**** Extracted records
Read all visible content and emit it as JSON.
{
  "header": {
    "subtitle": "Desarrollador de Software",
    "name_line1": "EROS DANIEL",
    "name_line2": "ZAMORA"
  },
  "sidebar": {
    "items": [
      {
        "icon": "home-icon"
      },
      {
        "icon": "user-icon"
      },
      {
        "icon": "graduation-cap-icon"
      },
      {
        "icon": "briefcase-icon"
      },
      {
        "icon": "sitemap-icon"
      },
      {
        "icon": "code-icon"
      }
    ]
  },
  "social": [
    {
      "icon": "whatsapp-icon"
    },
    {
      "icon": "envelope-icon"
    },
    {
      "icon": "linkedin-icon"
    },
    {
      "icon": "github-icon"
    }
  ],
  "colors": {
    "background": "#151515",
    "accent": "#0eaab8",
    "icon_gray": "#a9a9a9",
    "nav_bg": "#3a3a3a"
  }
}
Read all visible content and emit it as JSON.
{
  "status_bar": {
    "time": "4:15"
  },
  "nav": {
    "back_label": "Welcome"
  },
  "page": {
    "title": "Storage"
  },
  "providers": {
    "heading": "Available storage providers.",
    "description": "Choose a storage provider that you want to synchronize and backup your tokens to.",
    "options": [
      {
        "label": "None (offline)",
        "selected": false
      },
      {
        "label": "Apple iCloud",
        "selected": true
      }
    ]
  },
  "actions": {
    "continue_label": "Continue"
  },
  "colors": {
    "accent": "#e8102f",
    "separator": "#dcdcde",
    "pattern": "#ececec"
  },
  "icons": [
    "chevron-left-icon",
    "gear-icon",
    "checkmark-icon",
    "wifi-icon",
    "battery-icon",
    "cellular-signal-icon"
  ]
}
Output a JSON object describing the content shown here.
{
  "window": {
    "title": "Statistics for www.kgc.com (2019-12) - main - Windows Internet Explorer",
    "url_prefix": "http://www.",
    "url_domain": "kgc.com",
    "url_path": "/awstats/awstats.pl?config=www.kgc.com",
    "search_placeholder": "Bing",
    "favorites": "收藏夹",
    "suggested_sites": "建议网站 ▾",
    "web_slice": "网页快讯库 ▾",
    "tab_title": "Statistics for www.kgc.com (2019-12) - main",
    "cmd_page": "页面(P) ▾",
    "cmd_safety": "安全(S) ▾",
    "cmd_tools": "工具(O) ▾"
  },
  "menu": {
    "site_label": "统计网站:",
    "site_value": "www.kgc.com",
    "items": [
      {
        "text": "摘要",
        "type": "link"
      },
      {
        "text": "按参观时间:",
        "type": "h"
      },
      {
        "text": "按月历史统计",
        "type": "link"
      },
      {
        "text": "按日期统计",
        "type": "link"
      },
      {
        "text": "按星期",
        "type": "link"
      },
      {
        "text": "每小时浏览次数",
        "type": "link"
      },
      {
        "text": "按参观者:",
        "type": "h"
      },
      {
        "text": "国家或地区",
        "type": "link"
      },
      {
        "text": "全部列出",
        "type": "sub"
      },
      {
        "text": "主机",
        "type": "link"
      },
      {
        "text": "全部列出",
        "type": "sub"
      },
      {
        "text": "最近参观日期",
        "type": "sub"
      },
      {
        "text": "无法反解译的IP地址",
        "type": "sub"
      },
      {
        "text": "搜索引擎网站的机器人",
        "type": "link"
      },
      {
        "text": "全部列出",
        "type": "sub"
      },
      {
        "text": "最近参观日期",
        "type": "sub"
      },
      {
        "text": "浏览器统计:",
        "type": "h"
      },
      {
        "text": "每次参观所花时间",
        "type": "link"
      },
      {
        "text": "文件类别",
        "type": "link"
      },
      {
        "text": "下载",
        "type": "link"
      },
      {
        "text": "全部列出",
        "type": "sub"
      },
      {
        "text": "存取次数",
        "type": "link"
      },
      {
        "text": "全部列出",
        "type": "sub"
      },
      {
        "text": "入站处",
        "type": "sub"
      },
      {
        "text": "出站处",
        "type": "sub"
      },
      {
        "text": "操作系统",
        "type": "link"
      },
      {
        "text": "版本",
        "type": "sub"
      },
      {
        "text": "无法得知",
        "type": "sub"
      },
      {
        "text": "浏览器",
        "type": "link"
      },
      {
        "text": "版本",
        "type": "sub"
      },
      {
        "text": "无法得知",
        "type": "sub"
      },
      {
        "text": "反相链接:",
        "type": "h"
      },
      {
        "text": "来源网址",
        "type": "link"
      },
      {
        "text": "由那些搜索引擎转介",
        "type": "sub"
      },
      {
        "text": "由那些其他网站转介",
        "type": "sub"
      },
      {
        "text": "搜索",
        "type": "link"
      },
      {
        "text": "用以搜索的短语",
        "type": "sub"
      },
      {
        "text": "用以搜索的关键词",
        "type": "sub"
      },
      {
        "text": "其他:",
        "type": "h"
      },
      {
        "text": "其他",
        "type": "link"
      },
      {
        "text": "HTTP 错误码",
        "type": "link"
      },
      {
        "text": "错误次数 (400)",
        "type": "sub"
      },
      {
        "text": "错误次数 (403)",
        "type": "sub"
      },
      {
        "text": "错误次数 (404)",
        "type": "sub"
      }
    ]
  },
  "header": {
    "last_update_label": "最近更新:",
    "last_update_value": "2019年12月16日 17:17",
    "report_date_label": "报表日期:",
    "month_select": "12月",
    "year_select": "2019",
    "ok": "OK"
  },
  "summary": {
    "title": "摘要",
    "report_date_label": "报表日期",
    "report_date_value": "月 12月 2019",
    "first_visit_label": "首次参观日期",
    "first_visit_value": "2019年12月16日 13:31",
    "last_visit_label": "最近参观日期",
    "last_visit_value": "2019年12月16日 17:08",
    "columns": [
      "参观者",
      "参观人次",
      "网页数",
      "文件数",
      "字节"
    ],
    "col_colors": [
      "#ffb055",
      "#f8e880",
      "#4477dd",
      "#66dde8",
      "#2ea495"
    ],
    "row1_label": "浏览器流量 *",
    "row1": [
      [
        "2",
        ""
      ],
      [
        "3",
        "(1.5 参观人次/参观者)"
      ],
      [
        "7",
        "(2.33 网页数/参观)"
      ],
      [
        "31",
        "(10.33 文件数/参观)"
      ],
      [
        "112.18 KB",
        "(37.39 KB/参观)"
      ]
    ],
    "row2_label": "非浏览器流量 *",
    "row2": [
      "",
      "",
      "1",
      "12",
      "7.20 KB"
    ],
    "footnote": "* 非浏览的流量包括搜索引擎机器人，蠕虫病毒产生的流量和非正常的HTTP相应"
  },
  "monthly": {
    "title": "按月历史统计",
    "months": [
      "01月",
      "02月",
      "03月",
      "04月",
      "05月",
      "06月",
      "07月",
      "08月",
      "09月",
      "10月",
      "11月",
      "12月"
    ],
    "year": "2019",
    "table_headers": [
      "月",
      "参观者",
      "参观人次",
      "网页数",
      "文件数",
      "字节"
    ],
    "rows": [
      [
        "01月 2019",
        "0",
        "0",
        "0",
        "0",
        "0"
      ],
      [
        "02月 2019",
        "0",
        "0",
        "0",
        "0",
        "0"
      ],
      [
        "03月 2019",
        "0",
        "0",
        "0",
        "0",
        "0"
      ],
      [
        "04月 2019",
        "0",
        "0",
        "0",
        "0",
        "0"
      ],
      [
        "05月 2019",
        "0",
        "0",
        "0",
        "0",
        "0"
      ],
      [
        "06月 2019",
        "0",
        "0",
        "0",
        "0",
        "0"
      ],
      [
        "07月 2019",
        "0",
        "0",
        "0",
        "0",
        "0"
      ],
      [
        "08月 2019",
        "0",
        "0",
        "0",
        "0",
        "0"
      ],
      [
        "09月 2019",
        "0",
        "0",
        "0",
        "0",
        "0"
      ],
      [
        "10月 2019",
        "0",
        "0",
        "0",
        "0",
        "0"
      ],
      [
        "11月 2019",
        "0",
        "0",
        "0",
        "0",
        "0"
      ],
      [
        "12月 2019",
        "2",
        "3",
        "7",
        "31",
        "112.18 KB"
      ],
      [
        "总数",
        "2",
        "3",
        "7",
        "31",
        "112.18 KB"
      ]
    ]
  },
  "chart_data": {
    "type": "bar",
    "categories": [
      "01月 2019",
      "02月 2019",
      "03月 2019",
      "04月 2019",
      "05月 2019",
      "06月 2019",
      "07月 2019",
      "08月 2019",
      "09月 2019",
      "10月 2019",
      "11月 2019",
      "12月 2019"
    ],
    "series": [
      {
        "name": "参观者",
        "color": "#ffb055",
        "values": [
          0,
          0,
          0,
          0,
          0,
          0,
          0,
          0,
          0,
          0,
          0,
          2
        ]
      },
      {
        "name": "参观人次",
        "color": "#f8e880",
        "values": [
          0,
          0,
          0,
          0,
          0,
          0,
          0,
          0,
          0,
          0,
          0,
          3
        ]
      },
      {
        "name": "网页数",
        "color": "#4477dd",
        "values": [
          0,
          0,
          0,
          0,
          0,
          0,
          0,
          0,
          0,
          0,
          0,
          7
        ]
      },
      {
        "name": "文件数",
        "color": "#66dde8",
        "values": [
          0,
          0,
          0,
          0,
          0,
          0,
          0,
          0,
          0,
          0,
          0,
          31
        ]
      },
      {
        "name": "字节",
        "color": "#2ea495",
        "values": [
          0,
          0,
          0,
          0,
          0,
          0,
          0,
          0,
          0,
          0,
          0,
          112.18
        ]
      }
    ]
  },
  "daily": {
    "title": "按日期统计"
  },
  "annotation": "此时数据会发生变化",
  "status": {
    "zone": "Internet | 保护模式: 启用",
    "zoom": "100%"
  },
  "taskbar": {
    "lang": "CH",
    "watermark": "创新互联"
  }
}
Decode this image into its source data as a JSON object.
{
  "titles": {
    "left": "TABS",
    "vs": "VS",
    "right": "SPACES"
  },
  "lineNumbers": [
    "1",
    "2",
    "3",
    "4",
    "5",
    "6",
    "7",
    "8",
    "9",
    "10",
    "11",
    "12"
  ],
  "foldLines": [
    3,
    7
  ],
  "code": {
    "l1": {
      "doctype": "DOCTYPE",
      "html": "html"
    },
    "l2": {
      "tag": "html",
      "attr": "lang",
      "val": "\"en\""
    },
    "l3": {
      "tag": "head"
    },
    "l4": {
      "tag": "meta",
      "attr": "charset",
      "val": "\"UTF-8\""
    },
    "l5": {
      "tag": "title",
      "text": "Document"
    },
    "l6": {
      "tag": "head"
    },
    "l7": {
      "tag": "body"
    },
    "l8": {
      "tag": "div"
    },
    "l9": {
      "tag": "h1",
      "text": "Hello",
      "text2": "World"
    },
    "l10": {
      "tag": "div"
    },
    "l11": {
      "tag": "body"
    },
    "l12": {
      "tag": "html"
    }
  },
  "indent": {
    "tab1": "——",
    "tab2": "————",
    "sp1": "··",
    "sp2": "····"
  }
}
********
Locate all lines holding the word "JSON", then copy them out.

# Exercise output
Read all visible content and emit it as JSON.
Read all visible content and emit it as JSON.
Output a JSON object describing the content shown here.
Decode this image into its source data as a JSON object.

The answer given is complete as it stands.